- **TASK DIRECTIONS**: The records that follow must be repeated verbatim, every one of them.
------------------------------------
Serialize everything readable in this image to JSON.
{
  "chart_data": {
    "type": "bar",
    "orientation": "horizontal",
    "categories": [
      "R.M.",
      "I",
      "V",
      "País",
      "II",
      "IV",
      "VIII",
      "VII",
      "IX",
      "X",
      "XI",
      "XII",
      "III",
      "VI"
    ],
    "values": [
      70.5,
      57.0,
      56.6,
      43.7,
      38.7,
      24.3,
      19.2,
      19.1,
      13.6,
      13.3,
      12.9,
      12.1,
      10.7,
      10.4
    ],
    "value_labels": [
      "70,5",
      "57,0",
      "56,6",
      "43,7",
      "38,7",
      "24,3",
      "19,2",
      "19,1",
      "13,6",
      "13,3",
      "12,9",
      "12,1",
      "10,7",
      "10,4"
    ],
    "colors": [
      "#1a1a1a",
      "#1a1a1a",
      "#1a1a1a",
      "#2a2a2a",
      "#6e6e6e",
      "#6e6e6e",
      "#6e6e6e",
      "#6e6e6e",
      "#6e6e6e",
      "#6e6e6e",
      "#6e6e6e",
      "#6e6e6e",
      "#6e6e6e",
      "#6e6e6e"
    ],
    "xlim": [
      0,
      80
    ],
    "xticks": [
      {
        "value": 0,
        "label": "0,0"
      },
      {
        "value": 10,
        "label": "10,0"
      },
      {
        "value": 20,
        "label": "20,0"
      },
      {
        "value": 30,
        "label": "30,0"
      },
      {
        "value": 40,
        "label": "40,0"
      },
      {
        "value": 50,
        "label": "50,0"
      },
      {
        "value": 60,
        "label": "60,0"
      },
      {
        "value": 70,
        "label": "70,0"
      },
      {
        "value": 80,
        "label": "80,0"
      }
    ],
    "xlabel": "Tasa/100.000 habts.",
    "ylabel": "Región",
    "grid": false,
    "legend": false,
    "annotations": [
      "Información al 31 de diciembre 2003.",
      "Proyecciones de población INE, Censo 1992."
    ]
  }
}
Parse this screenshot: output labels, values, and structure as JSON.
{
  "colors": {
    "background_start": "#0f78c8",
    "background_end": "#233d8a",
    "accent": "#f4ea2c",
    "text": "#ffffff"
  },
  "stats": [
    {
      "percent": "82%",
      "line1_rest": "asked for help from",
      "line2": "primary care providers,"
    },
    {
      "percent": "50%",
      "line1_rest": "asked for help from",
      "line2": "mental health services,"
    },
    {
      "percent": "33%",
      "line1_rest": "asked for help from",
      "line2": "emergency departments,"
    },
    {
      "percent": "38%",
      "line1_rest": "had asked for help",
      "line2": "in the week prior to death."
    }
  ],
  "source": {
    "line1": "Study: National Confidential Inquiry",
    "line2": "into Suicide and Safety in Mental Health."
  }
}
------------------------------------
- **PROBLEM SOLUTION**:
Serialize everything readable in this image to JSON.
{
  "chart_data": {
    "type": "bar",
    "orientation": "horizontal",
    "categories": [
      "R.M.",
      "I",
      "V",
      "País",
      "II",
      "IV",
      "VIII",
      "VII",
      "IX",
      "X",
      "XI",
      "XII",
      "III",
      "VI"
    ],
    "values": [
      70.5,
      57.0,
      56.6,
      43.7,
      38.7,
      24.3,
      19.2,
      19.1,
      13.6,
      13.3,
      12.9,
      12.1,
      10.7,
      10.4
    ],
    "value_labels": [
      "70,5",
      "57,0",
      "56,6",
      "43,7",
      "38,7",
      "24,3",
      "19,2",
      "19,1",
      "13,6",
      "13,3",
      "12,9",
      "12,1",
      "10,7",
      "10,4"
    ],
    "colors": [
      "#1a1a1a",
      "#1a1a1a",
      "#1a1a1a",
      "#2a2a2a",
      "#6e6e6e",
      "#6e6e6e",
      "#6e6e6e",
      "#6e6e6e",
      "#6e6e6e",
      "#6e6e6e",
      "#6e6e6e",
      "#6e6e6e",
      "#6e6e6e",
      "#6e6e6e"
    ],
    "xlim": [
      0,
      80
    ],
    "xticks": [
      {
        "value": 0,
        "label": "0,0"
      },
      {
        "value": 10,
        "label": "10,0"
      },
      {
        "value": 20,
        "label": "20,0"
      },
      {
        "value": 30,
        "label": "30,0"
      },
      {
        "value": 40,
        "label": "40,0"
      },
      {
        "value": 50,
        "label": "50,0"
      },
      {
        "value": 60,
        "label": "60,0"
      },
      {
        "value": 70,
        "label": "70,0"
      },
      {
        "value": 80,
        "label": "80,0"
      }
    ],
    "xlabel": "Tasa/100.000 habts.",
    "ylabel": "Región",
    "grid": false,
    "legend": false,
    "annotations": [
      "Información al 31 de diciembre 2003.",
      "Proyecciones de población INE, Censo 1992."
    ]
  }
}
Parse this screenshot: output labels, values, and structure as JSON.
{
  "colors": {
    "background_start": "#0f78c8",
    "background_end": "#233d8a",
    "accent": "#f4ea2c",
    "text": "#ffffff"
  },
  "stats": [
    {
      "percent": "82%",
      "line1_rest": "asked for help from",
      "line2": "primary care providers,"
    },
    {
      "percent": "50%",
      "line1_rest": "asked for help from",
      "line2": "mental health services,"
    },
    {
      "percent": "33%",
      "line1_rest": "asked for help from",
      "line2": "emergency departments,"
    },
    {
      "percent": "38%",
      "line1_rest": "had asked for help",
      "line2": "in the week prior to death."
    }
  ],
  "source": {
    "line1": "Study: National Confidential Inquiry",
    "line2": "into Suicide and Safety in Mental Health."
  }
}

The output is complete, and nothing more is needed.